Available records
[Begin]

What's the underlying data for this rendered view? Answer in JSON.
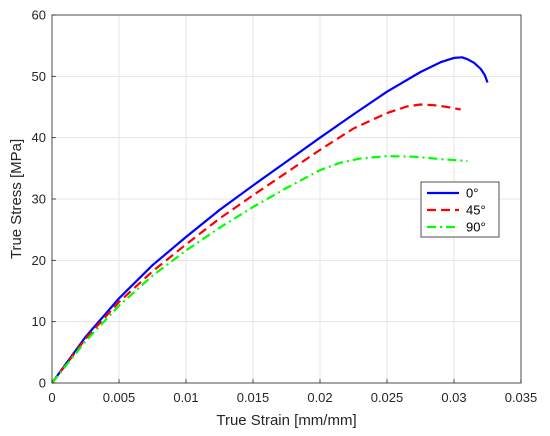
{
  "chart_data": {
    "type": "line",
    "xlabel": "True Strain [mm/mm]",
    "ylabel": "True Stress [MPa]",
    "xlim": [
      0,
      0.035
    ],
    "ylim": [
      0,
      60
    ],
    "x_ticks": [
      "0",
      "0.005",
      "0.01",
      "0.015",
      "0.02",
      "0.025",
      "0.03",
      "0.035"
    ],
    "y_ticks": [
      "0",
      "10",
      "20",
      "30",
      "40",
      "50",
      "60"
    ],
    "grid": true,
    "legend_position": "right",
    "series": [
      {
        "name": "0°",
        "color": "#0000ff",
        "style": "solid",
        "x": [
          0,
          0.0025,
          0.005,
          0.0075,
          0.01,
          0.0125,
          0.015,
          0.0175,
          0.02,
          0.0225,
          0.025,
          0.0275,
          0.029,
          0.03,
          0.0306,
          0.031,
          0.0315,
          0.032,
          0.0323,
          0.0325
        ],
        "y": [
          0,
          7.5,
          13.8,
          19.2,
          23.8,
          28.2,
          32.2,
          36.1,
          40,
          43.8,
          47.5,
          50.7,
          52.3,
          53,
          53.1,
          52.8,
          52.2,
          51.2,
          50.2,
          49
        ]
      },
      {
        "name": "45°",
        "color": "#ff0000",
        "style": "dashed",
        "x": [
          0,
          0.0025,
          0.005,
          0.0075,
          0.01,
          0.0125,
          0.015,
          0.0175,
          0.02,
          0.0225,
          0.025,
          0.0265,
          0.0275,
          0.0285,
          0.0295,
          0.0305
        ],
        "y": [
          0,
          7.2,
          13.2,
          18.2,
          22.6,
          26.8,
          30.6,
          34.3,
          38,
          41.5,
          44,
          45.1,
          45.4,
          45.3,
          45,
          44.6
        ]
      },
      {
        "name": "90°",
        "color": "#00ff00",
        "style": "dash-dot",
        "x": [
          0,
          0.0025,
          0.005,
          0.0075,
          0.01,
          0.0125,
          0.015,
          0.0175,
          0.02,
          0.0215,
          0.023,
          0.025,
          0.027,
          0.029,
          0.031
        ],
        "y": [
          0,
          6.8,
          12.6,
          17.5,
          21.6,
          25.3,
          28.7,
          31.8,
          34.7,
          35.9,
          36.6,
          37,
          36.9,
          36.5,
          36.2
        ]
      }
    ]
  }
}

[End]

What to produce
Excluding the pictures, reproduce every entry exactly as given.

Exercise output
What's the underlying data for this rendered view? Answer in JSON.
{
  "chart_data": {
    "type": "line",
    "xlabel": "True Strain [mm/mm]",
    "ylabel": "True Stress [MPa]",
    "xlim": [
      0,
      0.035
    ],
    "ylim": [
      0,
      60
    ],
    "x_ticks": [
      "0",
      "0.005",
      "0.01",
      "0.015",
      "0.02",
      "0.025",
      "0.03",
      "0.035"
    ],
    "y_ticks": [
      "0",
      "10",
      "20",
      "30",
      "40",
      "50",
      "60"
    ],
    "grid": true,
    "legend_position": "right",
    "series": [
      {
        "name": "0°",
        "color": "#0000ff",
        "style": "solid",
        "x": [
          0,
          0.0025,
          0.005,
          0.0075,
          0.01,
          0.0125,
          0.015,
          0.0175,
          0.02,
          0.0225,
          0.025,
          0.0275,
          0.029,
          0.03,
          0.0306,
          0.031,
          0.0315,
          0.032,
          0.0323,
          0.0325
        ],
        "y": [
          0,
          7.5,
          13.8,
          19.2,
          23.8,
          28.2,
          32.2,
          36.1,
          40,
          43.8,
          47.5,
          50.7,
          52.3,
          53,
          53.1,
          52.8,
          52.2,
          51.2,
          50.2,
          49
        ]
      },
      {
        "name": "45°",
        "color": "#ff0000",
        "style": "dashed",
        "x": [
          0,
          0.0025,
          0.005,
          0.0075,
          0.01,
          0.0125,
          0.015,
          0.0175,
          0.02,
          0.0225,
          0.025,
          0.0265,
          0.0275,
          0.0285,
          0.0295,
          0.0305
        ],
        "y": [
          0,
          7.2,
          13.2,
          18.2,
          22.6,
          26.8,
          30.6,
          34.3,
          38,
          41.5,
          44,
          45.1,
          45.4,
          45.3,
          45,
          44.6
        ]
      },
      {
        "name": "90°",
        "color": "#00ff00",
        "style": "dash-dot",
        "x": [
          0,
          0.0025,
          0.005,
          0.0075,
          0.01,
          0.0125,
          0.015,
          0.0175,
          0.02,
          0.0215,
          0.023,
          0.025,
          0.027,
          0.029,
          0.031
        ],
        "y": [
          0,
          6.8,
          12.6,
          17.5,
          21.6,
          25.3,
          28.7,
          31.8,
          34.7,
          35.9,
          36.6,
          37,
          36.9,
          36.5,
          36.2
        ]
      }
    ]
  }
}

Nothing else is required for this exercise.